- [Exercise description]: Count how many lines below include the string "this", and give that number without anything else.

::::::::::

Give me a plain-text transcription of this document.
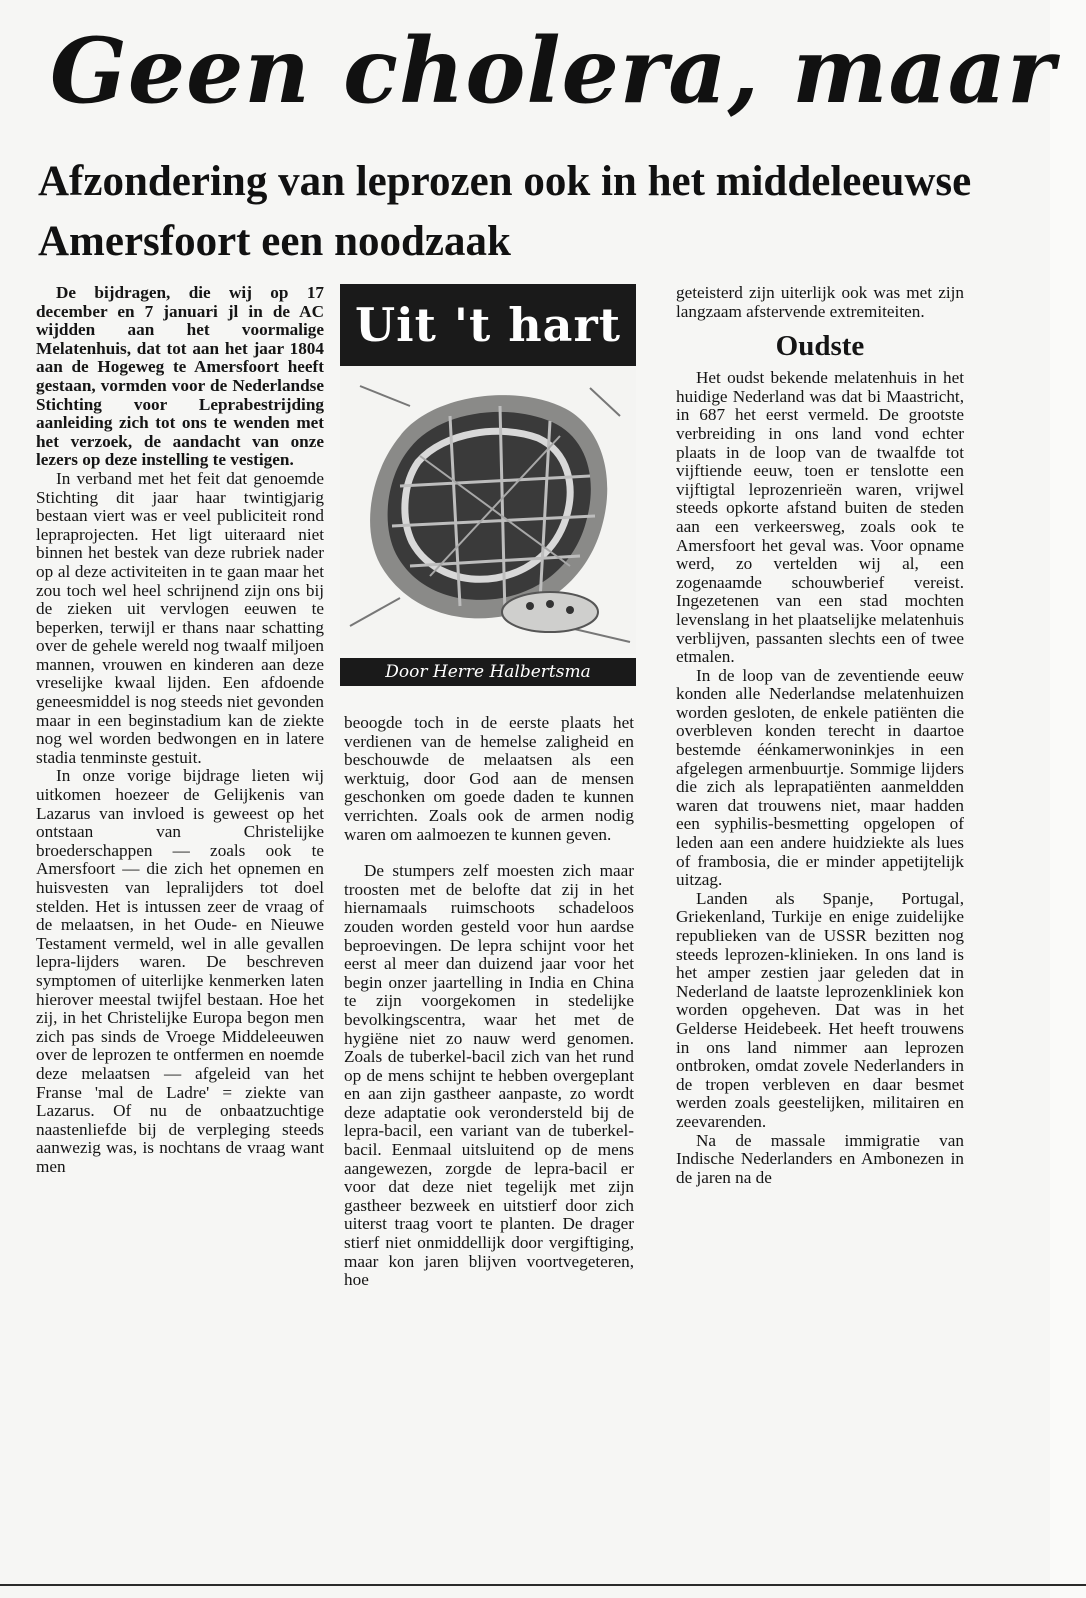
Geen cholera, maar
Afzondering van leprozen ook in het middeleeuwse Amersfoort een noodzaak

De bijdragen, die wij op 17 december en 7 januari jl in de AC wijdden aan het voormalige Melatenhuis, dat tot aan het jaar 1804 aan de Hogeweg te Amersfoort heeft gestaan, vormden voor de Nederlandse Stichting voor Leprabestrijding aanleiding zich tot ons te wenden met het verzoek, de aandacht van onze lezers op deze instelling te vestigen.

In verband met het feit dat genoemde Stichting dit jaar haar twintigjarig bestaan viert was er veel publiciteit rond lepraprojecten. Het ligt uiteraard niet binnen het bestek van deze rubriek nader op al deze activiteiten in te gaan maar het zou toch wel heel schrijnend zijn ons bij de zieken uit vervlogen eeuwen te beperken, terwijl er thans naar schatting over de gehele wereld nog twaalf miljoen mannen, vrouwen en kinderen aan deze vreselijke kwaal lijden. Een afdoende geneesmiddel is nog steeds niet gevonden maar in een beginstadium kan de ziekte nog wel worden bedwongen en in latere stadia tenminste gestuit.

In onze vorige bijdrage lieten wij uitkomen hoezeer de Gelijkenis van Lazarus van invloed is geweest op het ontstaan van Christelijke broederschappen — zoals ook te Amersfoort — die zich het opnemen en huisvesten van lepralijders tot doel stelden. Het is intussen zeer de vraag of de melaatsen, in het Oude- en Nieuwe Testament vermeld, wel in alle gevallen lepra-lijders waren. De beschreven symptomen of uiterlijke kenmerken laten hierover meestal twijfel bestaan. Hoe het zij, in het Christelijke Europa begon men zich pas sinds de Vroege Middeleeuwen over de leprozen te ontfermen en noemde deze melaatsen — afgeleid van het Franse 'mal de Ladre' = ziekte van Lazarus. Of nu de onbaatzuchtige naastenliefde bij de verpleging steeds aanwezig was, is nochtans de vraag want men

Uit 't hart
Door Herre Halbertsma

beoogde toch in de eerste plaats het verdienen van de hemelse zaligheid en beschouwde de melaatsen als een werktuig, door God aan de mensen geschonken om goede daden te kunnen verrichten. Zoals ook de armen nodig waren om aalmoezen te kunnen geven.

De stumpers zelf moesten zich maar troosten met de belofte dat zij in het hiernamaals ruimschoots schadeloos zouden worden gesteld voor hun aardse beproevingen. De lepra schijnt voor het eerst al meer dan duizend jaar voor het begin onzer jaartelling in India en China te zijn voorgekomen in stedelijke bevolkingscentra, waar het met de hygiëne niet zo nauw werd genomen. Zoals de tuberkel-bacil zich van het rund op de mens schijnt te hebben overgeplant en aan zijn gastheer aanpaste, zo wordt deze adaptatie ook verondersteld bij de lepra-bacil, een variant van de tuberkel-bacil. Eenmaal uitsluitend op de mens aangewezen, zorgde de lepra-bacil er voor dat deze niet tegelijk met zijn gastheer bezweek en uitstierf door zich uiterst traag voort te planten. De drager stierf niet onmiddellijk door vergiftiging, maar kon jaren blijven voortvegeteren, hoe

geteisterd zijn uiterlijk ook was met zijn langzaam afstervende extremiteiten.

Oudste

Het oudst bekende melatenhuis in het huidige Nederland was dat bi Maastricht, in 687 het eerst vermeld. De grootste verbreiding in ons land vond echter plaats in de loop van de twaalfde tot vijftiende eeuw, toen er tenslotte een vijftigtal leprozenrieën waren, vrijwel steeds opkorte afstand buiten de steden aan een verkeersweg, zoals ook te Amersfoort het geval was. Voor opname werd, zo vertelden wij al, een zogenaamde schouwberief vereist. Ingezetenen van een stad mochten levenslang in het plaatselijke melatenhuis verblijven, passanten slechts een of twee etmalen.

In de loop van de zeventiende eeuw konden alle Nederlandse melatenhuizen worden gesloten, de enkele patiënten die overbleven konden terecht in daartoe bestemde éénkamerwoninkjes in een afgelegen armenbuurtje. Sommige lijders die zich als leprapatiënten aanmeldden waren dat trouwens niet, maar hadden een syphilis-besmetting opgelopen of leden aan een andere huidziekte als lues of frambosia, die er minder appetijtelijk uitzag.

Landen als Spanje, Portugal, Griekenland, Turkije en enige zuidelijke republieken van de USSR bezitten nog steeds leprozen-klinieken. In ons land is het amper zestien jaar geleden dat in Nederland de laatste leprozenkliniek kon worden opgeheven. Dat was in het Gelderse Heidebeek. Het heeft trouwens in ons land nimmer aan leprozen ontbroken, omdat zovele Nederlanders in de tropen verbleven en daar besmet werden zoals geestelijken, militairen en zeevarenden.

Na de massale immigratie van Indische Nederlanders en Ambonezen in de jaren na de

::::::::::

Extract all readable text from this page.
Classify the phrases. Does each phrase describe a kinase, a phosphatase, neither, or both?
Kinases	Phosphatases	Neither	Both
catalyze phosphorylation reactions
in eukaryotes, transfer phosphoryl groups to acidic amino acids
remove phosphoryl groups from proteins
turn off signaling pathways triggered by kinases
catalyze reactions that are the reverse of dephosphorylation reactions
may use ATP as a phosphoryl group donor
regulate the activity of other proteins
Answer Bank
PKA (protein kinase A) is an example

::::::::::

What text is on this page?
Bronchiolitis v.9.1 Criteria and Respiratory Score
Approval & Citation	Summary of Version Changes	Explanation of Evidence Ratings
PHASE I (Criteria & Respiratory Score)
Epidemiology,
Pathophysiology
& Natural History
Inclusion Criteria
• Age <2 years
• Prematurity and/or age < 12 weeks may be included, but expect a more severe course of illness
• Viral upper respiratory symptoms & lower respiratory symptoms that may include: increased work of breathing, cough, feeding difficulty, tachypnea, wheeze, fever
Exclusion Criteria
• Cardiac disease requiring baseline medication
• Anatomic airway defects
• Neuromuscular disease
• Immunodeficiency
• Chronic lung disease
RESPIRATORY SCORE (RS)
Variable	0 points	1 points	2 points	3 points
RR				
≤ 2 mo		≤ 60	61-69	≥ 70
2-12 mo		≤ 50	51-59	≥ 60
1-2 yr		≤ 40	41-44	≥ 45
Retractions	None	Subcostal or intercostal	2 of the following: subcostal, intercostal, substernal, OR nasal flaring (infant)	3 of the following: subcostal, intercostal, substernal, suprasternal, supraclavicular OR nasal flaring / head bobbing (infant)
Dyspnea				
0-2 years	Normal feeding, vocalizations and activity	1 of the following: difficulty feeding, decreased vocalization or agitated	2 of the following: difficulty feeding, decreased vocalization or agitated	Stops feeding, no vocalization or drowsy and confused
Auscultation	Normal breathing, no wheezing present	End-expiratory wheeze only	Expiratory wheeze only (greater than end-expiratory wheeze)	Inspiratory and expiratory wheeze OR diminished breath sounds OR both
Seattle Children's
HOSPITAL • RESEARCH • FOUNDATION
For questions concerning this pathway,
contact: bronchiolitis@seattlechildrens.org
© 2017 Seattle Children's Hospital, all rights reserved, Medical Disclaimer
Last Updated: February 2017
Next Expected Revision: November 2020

::::::::::

- [Reply to the task]: 4